## START DATA ENTRIES

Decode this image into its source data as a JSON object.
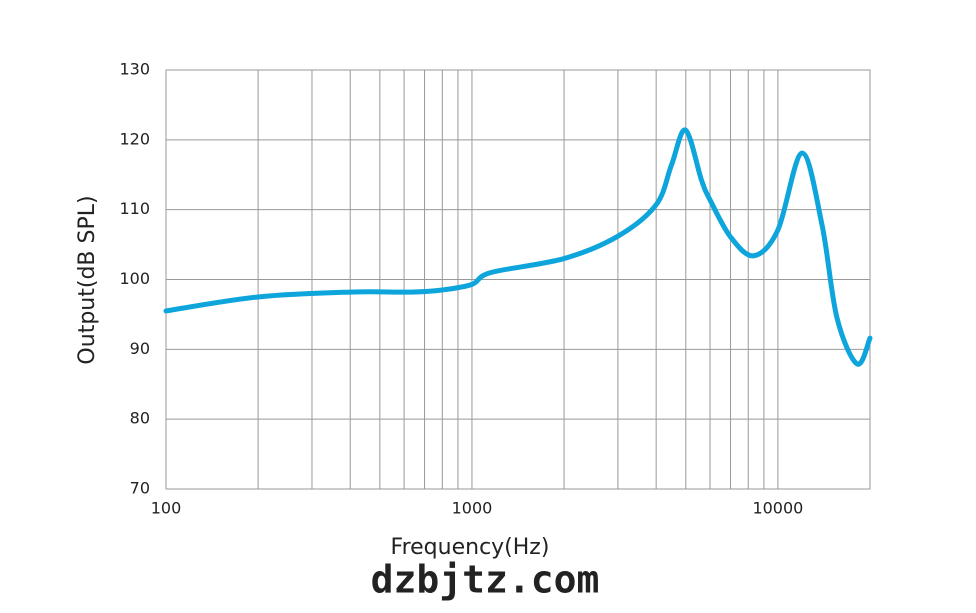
{
  "chart_data": {
    "type": "line",
    "xlabel": "Frequency(Hz)",
    "ylabel": "Output(dB SPL)",
    "watermark": "dzbjtz.com",
    "log_x": true,
    "grid": true,
    "xlim": [
      100,
      20000
    ],
    "ylim": [
      70,
      130
    ],
    "xticks": [
      100,
      1000,
      10000
    ],
    "minor_xticks": [
      200,
      300,
      400,
      500,
      600,
      700,
      800,
      900,
      2000,
      3000,
      4000,
      5000,
      6000,
      7000,
      8000,
      9000
    ],
    "yticks": [
      70,
      80,
      90,
      100,
      110,
      120,
      130
    ],
    "x": [
      100,
      200,
      400,
      630,
      800,
      1000,
      1155,
      2000,
      3000,
      4000,
      4490,
      4990,
      5630,
      6000,
      7000,
      8340,
      10000,
      11990,
      13940,
      15600,
      18160,
      20000
    ],
    "series": [
      {
        "color": "#0ea5dc",
        "values": [
          95.5,
          97.5,
          98.2,
          98.2,
          98.5,
          99.3,
          101,
          103,
          106.2,
          110.7,
          116.4,
          121.4,
          114.2,
          111.4,
          106.1,
          103.4,
          107.1,
          118.1,
          107.8,
          94.5,
          87.9,
          91.6
        ]
      }
    ]
  }
}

## END DATA ENTRIES

- **TASK INSTRUCTIONS**: Could you reproduce every record above exactly, leaving out the pictures?

- **EXERCISE RESPONSE**:
Decode this image into its source data as a JSON object.
{
  "chart_data": {
    "type": "line",
    "xlabel": "Frequency(Hz)",
    "ylabel": "Output(dB SPL)",
    "watermark": "dzbjtz.com",
    "log_x": true,
    "grid": true,
    "xlim": [
      100,
      20000
    ],
    "ylim": [
      70,
      130
    ],
    "xticks": [
      100,
      1000,
      10000
    ],
    "minor_xticks": [
      200,
      300,
      400,
      500,
      600,
      700,
      800,
      900,
      2000,
      3000,
      4000,
      5000,
      6000,
      7000,
      8000,
      9000
    ],
    "yticks": [
      70,
      80,
      90,
      100,
      110,
      120,
      130
    ],
    "x": [
      100,
      200,
      400,
      630,
      800,
      1000,
      1155,
      2000,
      3000,
      4000,
      4490,
      4990,
      5630,
      6000,
      7000,
      8340,
      10000,
      11990,
      13940,
      15600,
      18160,
      20000
    ],
    "series": [
      {
        "color": "#0ea5dc",
        "values": [
          95.5,
          97.5,
          98.2,
          98.2,
          98.5,
          99.3,
          101,
          103,
          106.2,
          110.7,
          116.4,
          121.4,
          114.2,
          111.4,
          106.1,
          103.4,
          107.1,
          118.1,
          107.8,
          94.5,
          87.9,
          91.6
        ]
      }
    ]
  }
}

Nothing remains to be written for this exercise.